Written instruction
Pictures in the data below are not part of the copy; transcribe everything else exactly.

==== Materials provided

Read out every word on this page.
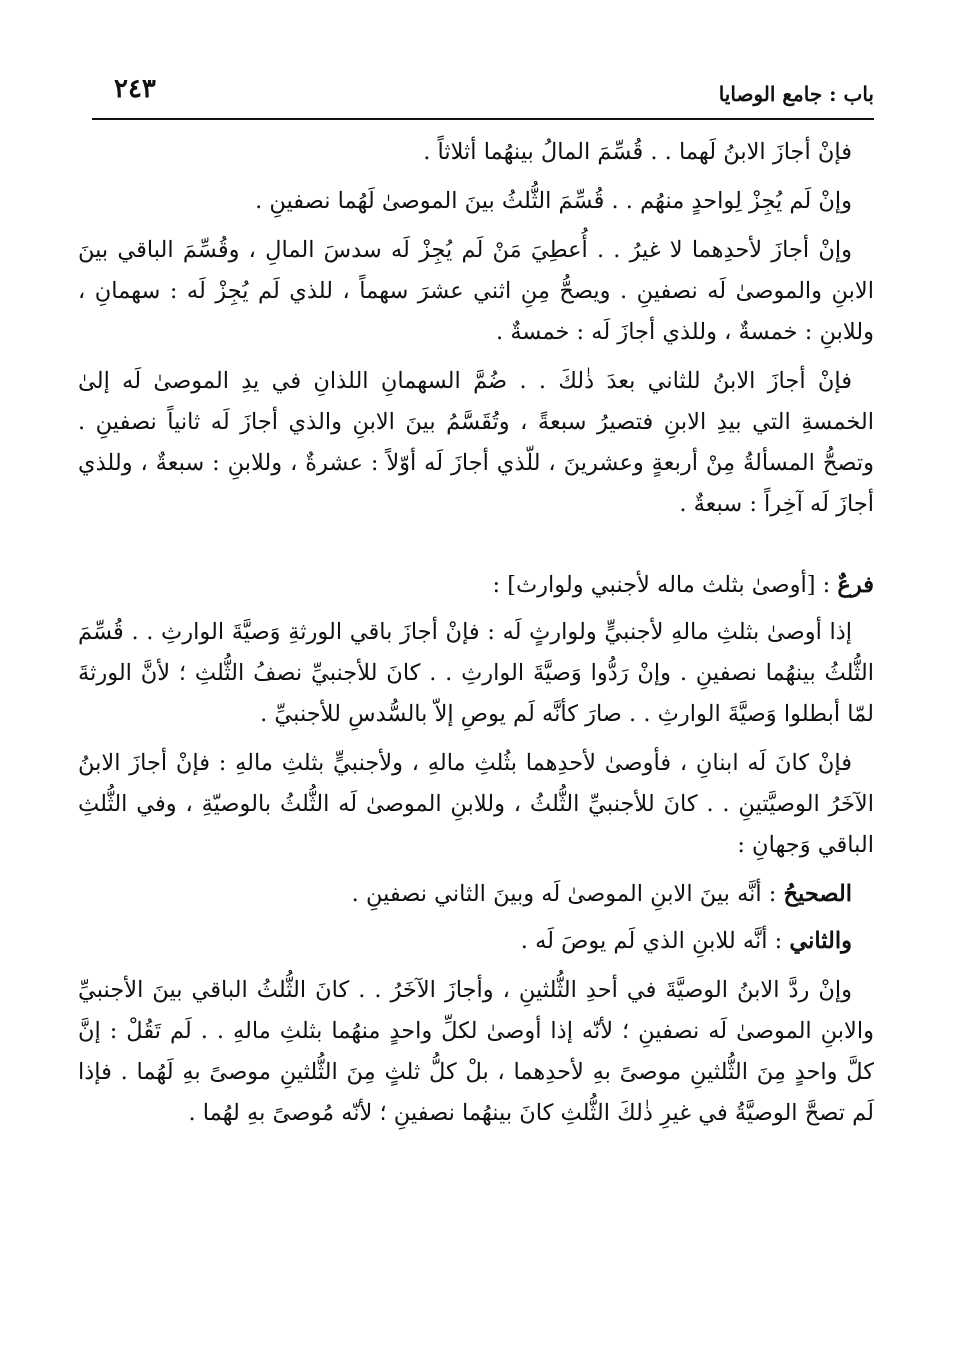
باب : جامع الوصايا
٢٤٣

فإنْ أجازَ الابنُ لَهما . . قُسِّمَ المالُ بينهُما أثلاثاً .

وإنْ لَم يُجِزْ لِواحدٍ منهُم . . قُسِّمَ الثُّلثُ بينَ الموصىٰ لَهُما نصفينِ .

وإنْ أجازَ لأحدِهما لا غيرُ . . أُعطِيَ مَنْ لَم يُجِزْ لَه سدسَ المالِ ، وقُسِّمَ الباقي بينَ الابنِ والموصىٰ لَه نصفينِ . ويصحُّ مِنِ اثني عشرَ سهماً ، للذي لَم يُجِزْ لَه : سهمانِ ، وللابنِ : خمسةٌ ، وللذي أجازَ لَه : خمسةٌ .

فإنْ أجازَ الابنُ للثاني بعدَ ذٰلكَ . . ضُمَّ السهمانِ اللذانِ في يدِ الموصىٰ لَه إلىٰ الخمسةِ التي بيدِ الابنِ فتصيرُ سبعةً ، وتُقَسَّمُ بينَ الابنِ والذي أجازَ لَه ثانياً نصفينِ . وتصحُّ المسألةُ مِنْ أربعةٍ وعشرينَ ، للّذي أجازَ لَه أوّلاً : عشرةٌ ، وللابنِ : سبعةٌ ، وللذي أجازَ لَه آخِراً : سبعةٌ .

فرعٌ : [أوصىٰ بثلث ماله لأجنبي ولوارث] :

إذا أوصىٰ بثلثِ مالهِ لأجنبيٍّ ولوارثٍ لَه : فإنْ أجازَ باقي الورثةِ وَصيَّةَ الوارثِ . . قُسِّمَ الثُّلثُ بينهُما نصفينِ . وإنْ رَدُّوا وَصيَّةَ الوارثِ . . كانَ للأجنبيِّ نصفُ الثُّلثِ ؛ لأنَّ الورثةَ لمّا أبطلوا وَصيَّةَ الوارثِ . . صارَ كأنَّه لَم يوصِ إلاّ بالسُّدسِ للأجنبيِّ .

فإنْ كانَ لَه ابنانِ ، فأوصىٰ لأحدِهما بثُلثِ مالهِ ، ولأجنبيٍّ بثلثِ مالهِ : فإنْ أجازَ الابنُ الآخَرُ الوصيَّتينِ . . كانَ للأجنبيِّ الثُّلثُ ، وللابنِ الموصىٰ لَه الثُّلثُ بالوصيّةِ ، وفي الثُّلثِ الباقي وَجهانِ :

الصحيحُ : أنَّه بينَ الابنِ الموصىٰ لَه وبينَ الثاني نصفينِ .

والثاني : أنَّه للابنِ الذي لَم يوصَ لَه .

وإنْ ردَّ الابنُ الوصيَّةَ في أحدِ الثُّلثينِ ، وأجازَ الآخَرُ . . كانَ الثُّلثُ الباقي بينَ الأجنبيِّ والابنِ الموصىٰ لَه نصفينِ ؛ لأنّه إذا أوصىٰ لكلِّ واحدٍ منهُما بثلثِ مالهِ . . لَم تَقُلْ : إنَّ كلَّ واحدٍ مِنَ الثُّلثينِ موصىً بهِ لأحدِهما ، بلْ كلُّ ثلثٍ مِنَ الثُّلثينِ موصىً بهِ لَهُما . فإذا لَم تصحَّ الوصيَّةُ في غيرِ ذٰلكَ الثُّلثِ كانَ بينهُما نصفينِ ؛ لأنّه مُوصىً بهِ لهُما .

========

Written solution
Read out every word on this page.
باب : جامع الوصايا
٢٤٣

فإنْ أجازَ الابنُ لَهما . . قُسِّمَ المالُ بينهُما أثلاثاً .

وإنْ لَم يُجِزْ لِواحدٍ منهُم . . قُسِّمَ الثُّلثُ بينَ الموصىٰ لَهُما نصفينِ .

وإنْ أجازَ لأحدِهما لا غيرُ . . أُعطِيَ مَنْ لَم يُجِزْ لَه سدسَ المالِ ، وقُسِّمَ الباقي بينَ الابنِ والموصىٰ لَه نصفينِ . ويصحُّ مِنِ اثني عشرَ سهماً ، للذي لَم يُجِزْ لَه : سهمانِ ، وللابنِ : خمسةٌ ، وللذي أجازَ لَه : خمسةٌ .

فإنْ أجازَ الابنُ للثاني بعدَ ذٰلكَ . . ضُمَّ السهمانِ اللذانِ في يدِ الموصىٰ لَه إلىٰ الخمسةِ التي بيدِ الابنِ فتصيرُ سبعةً ، وتُقَسَّمُ بينَ الابنِ والذي أجازَ لَه ثانياً نصفينِ . وتصحُّ المسألةُ مِنْ أربعةٍ وعشرينَ ، للّذي أجازَ لَه أوّلاً : عشرةٌ ، وللابنِ : سبعةٌ ، وللذي أجازَ لَه آخِراً : سبعةٌ .

فرعٌ : [أوصىٰ بثلث ماله لأجنبي ولوارث] :

إذا أوصىٰ بثلثِ مالهِ لأجنبيٍّ ولوارثٍ لَه : فإنْ أجازَ باقي الورثةِ وَصيَّةَ الوارثِ . . قُسِّمَ الثُّلثُ بينهُما نصفينِ . وإنْ رَدُّوا وَصيَّةَ الوارثِ . . كانَ للأجنبيِّ نصفُ الثُّلثِ ؛ لأنَّ الورثةَ لمّا أبطلوا وَصيَّةَ الوارثِ . . صارَ كأنَّه لَم يوصِ إلاّ بالسُّدسِ للأجنبيِّ .

فإنْ كانَ لَه ابنانِ ، فأوصىٰ لأحدِهما بثُلثِ مالهِ ، ولأجنبيٍّ بثلثِ مالهِ : فإنْ أجازَ الابنُ الآخَرُ الوصيَّتينِ . . كانَ للأجنبيِّ الثُّلثُ ، وللابنِ الموصىٰ لَه الثُّلثُ بالوصيّةِ ، وفي الثُّلثِ الباقي وَجهانِ :

الصحيحُ : أنَّه بينَ الابنِ الموصىٰ لَه وبينَ الثاني نصفينِ .

والثاني : أنَّه للابنِ الذي لَم يوصَ لَه .

وإنْ ردَّ الابنُ الوصيَّةَ في أحدِ الثُّلثينِ ، وأجازَ الآخَرُ . . كانَ الثُّلثُ الباقي بينَ الأجنبيِّ والابنِ الموصىٰ لَه نصفينِ ؛ لأنّه إذا أوصىٰ لكلِّ واحدٍ منهُما بثلثِ مالهِ . . لَم تَقُلْ : إنَّ كلَّ واحدٍ مِنَ الثُّلثينِ موصىً بهِ لأحدِهما ، بلْ كلُّ ثلثٍ مِنَ الثُّلثينِ موصىً بهِ لَهُما . فإذا لَم تصحَّ الوصيَّةُ في غيرِ ذٰلكَ الثُّلثِ كانَ بينهُما نصفينِ ؛ لأنّه مُوصىً بهِ لهُما .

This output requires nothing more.